- Tasks to complete -
A. Name the header fields shown in the forwarded original message in the VM discussion post below.
B. In the VM discussion post below, how many right-hand keys on the French keyboard differed from the English keyboard?
C. Continue the VM discussion post on node names and system setups below, starting after its final sentence.

- Document excerpt -
* start *
That brought back memories of when we installed 9370s world wide back in
1988-1990 with PROFS/OVVM.  We had training classes in England with
students from various parts of Europe.  The students were instructed
bring their keyboards from their home countries.  As I remember, that
French keyboard had seven keys for the right hand that were different
from the English keyboard.  Of course, the instructors had to say "Hash
CP", not "Pound CP" when speaking to the English students.

-----Original Message-----
From: VM/ESA and z/VM Discussions [mailto:[EMAIL PROTECTED] On
Behalf Of Rod
Sent: Monday, February 27, 2006 10:35 AM
To: [email protected]
Subject: Re: SYSTEM NETID and CPUIDs


> And I think that anyone who uses a node name that differs from the 
> System_Name must have converted to VM from an MVS background.

Ever had to run multiple PROFS/OVVM 'systems'? Multiple nodeids on the
one VM system? Don't ask about running 2nd level VMs as that takes up
extra disk space etc. etc. I didn't make this decision, I arrived just
in time to support it. Oh yes, and the HPO system was hitting it's
supportable user limit. Luckily we managed to get things converted to
XA/SP 2 just in time.

Another place had logically isolated its bureau users from each other
utilising RACF/VM and a few CP mods. All different RSCS machines and
nodeids.
* end *
- Given data -
* start *
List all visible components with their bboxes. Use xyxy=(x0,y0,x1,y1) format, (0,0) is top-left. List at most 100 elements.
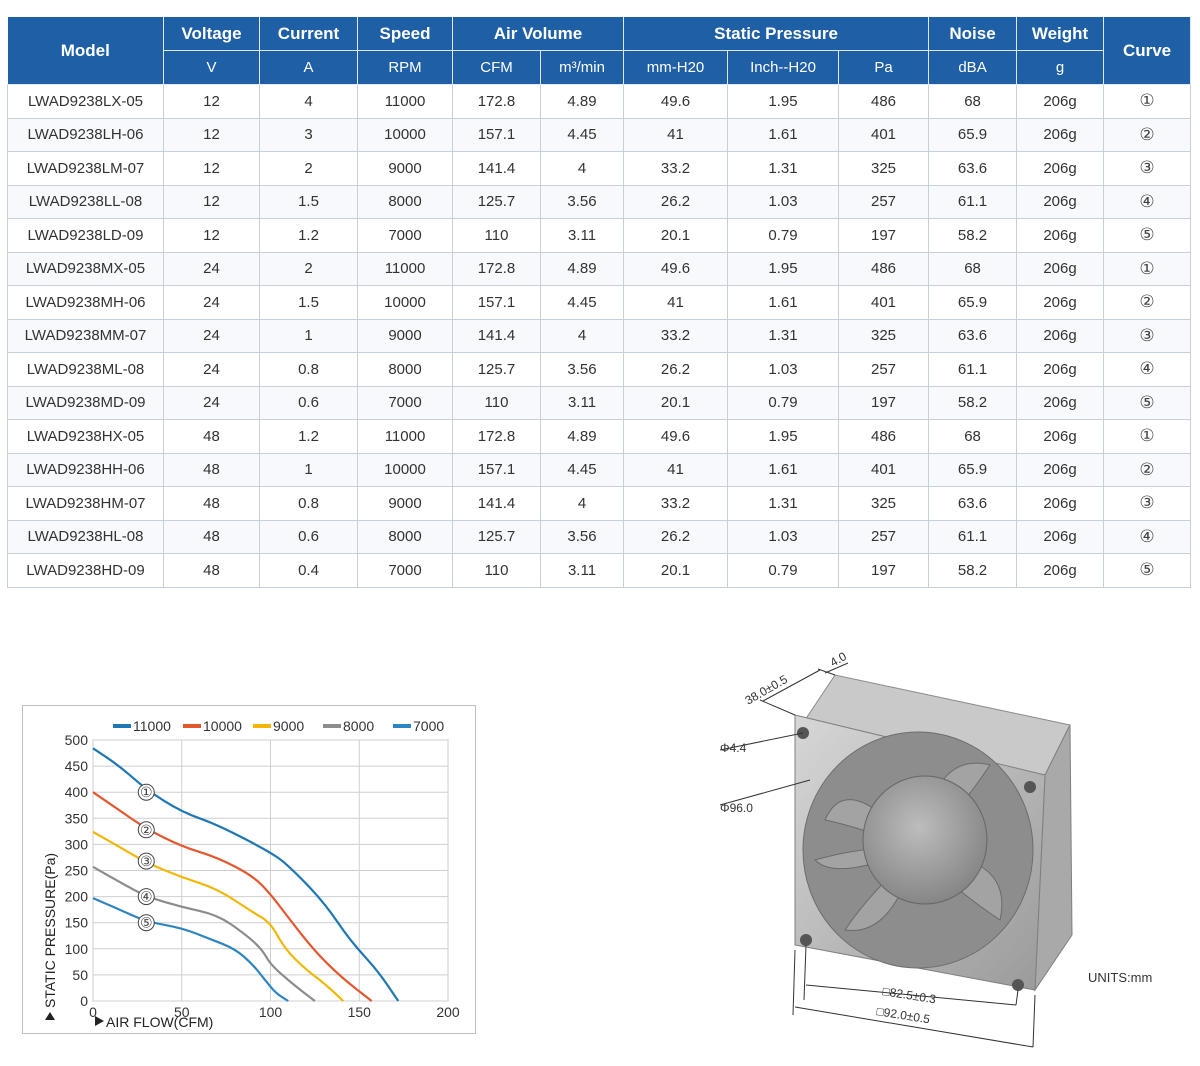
* end *
- Responses to the tasks -
A. From, Sent, To, Subject

B. Seven keys.

C.
The (probably still current) VM std at a large VM using company of my
and Rob's acquaintance uses nodeids to set up various things like
default SFS pools, access to various tailored versions of products etc.
When you're running Europe on one box complex with different
requirements then you need some way of separating this lot from each
other. This seemed as good a way as any. Nice and simple. If one box in
the complex goes down the users just logon to a different one. No need
to bring up 2nd level VM systems etc. No MVS converts in the building.

My particular favourite setup was that of the French speaking Swiss
users who logged onto a Belgian box that was physically located in
Germany but supported in The Netherlands via a network that was
supported out of England.

Ah yes... those were the days...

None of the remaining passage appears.